• _REQUIRED TASK_:
In full and without alteration, repeat the material.

• _TASK MATERIAL_:
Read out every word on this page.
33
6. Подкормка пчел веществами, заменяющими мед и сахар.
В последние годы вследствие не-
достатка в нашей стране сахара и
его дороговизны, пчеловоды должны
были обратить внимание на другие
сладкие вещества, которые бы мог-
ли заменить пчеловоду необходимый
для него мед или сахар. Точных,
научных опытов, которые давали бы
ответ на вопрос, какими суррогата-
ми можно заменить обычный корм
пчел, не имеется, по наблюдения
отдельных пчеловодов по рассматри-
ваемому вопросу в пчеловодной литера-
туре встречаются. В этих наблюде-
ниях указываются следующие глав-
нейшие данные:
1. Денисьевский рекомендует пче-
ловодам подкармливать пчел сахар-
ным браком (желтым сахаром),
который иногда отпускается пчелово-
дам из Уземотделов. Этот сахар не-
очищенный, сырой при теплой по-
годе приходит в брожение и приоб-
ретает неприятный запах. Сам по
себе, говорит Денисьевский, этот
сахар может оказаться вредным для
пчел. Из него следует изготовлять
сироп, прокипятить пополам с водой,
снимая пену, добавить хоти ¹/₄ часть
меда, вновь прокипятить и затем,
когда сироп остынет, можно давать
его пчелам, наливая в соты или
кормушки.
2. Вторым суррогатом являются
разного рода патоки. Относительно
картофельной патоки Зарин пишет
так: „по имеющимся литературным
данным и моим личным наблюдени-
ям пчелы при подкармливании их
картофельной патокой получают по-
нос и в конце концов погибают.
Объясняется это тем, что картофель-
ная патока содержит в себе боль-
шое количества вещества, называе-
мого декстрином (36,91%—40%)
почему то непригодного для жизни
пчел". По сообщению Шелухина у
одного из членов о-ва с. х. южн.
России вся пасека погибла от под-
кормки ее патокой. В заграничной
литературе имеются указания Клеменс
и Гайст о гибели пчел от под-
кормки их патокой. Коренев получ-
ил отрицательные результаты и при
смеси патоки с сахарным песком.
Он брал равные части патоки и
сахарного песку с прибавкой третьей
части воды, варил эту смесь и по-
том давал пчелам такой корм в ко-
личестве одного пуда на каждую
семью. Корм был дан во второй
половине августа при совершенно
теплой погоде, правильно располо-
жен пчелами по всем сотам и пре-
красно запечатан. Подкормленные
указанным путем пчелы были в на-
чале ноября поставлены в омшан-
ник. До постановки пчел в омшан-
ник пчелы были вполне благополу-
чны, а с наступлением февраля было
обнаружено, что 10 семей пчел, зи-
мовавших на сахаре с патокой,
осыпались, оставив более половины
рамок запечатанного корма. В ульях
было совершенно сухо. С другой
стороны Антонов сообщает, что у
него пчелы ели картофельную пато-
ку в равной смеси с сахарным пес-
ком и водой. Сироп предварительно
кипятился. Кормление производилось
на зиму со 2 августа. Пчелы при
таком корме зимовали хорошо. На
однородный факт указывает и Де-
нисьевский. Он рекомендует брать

• _RESULT OF THIS EXERCISE_:
Read out every word on this page.
33
6. Подкормка пчел веществами, заменяющими мед и сахар.
В последние годы вследствие не-
достатка в нашей стране сахара и
его дороговизны, пчеловоды должны
были обратить внимание на другие
сладкие вещества, которые бы мог-
ли заменить пчеловоду необходимый
для него мед или сахар. Точных,
научных опытов, которые давали бы
ответ на вопрос, какими суррогата-
ми можно заменить обычный корм
пчел, не имеется, по наблюдения
отдельных пчеловодов по рассматри-
ваемому вопросу в пчеловодной литера-
туре встречаются. В этих наблюде-
ниях указываются следующие глав-
нейшие данные:
1. Денисьевский рекомендует пче-
ловодам подкармливать пчел сахар-
ным браком (желтым сахаром),
который иногда отпускается пчелово-
дам из Уземотделов. Этот сахар не-
очищенный, сырой при теплой по-
годе приходит в брожение и приоб-
ретает неприятный запах. Сам по
себе, говорит Денисьевский, этот
сахар может оказаться вредным для
пчел. Из него следует изготовлять
сироп, прокипятить пополам с водой,
снимая пену, добавить хоти ¹/₄ часть
меда, вновь прокипятить и затем,
когда сироп остынет, можно давать
его пчелам, наливая в соты или
кормушки.
2. Вторым суррогатом являются
разного рода патоки. Относительно
картофельной патоки Зарин пишет
так: „по имеющимся литературным
данным и моим личным наблюдени-
ям пчелы при подкармливании их
картофельной патокой получают по-
нос и в конце концов погибают.
Объясняется это тем, что картофель-
ная патока содержит в себе боль-
шое количества вещества, называе-
мого декстрином (36,91%—40%)
почему то непригодного для жизни
пчел". По сообщению Шелухина у
одного из членов о-ва с. х. южн.
России вся пасека погибла от под-
кормки ее патокой. В заграничной
литературе имеются указания Клеменс
и Гайст о гибели пчел от под-
кормки их патокой. Коренев получ-
ил отрицательные результаты и при
смеси патоки с сахарным песком.
Он брал равные части патоки и
сахарного песку с прибавкой третьей
части воды, варил эту смесь и по-
том давал пчелам такой корм в ко-
личестве одного пуда на каждую
семью. Корм был дан во второй
половине августа при совершенно
теплой погоде, правильно располо-
жен пчелами по всем сотам и пре-
красно запечатан. Подкормленные
указанным путем пчелы были в на-
чале ноября поставлены в омшан-
ник. До постановки пчел в омшан-
ник пчелы были вполне благополу-
чны, а с наступлением февраля было
обнаружено, что 10 семей пчел, зи-
мовавших на сахаре с патокой,
осыпались, оставив более половины
рамок запечатанного корма. В ульях
было совершенно сухо. С другой
стороны Антонов сообщает, что у
него пчелы ели картофельную пато-
ку в равной смеси с сахарным пес-
ком и водой. Сироп предварительно
кипятился. Кормление производилось
на зиму со 2 августа. Пчелы при
таком корме зимовали хорошо. На
однородный факт указывает и Де-
нисьевский. Он рекомендует брать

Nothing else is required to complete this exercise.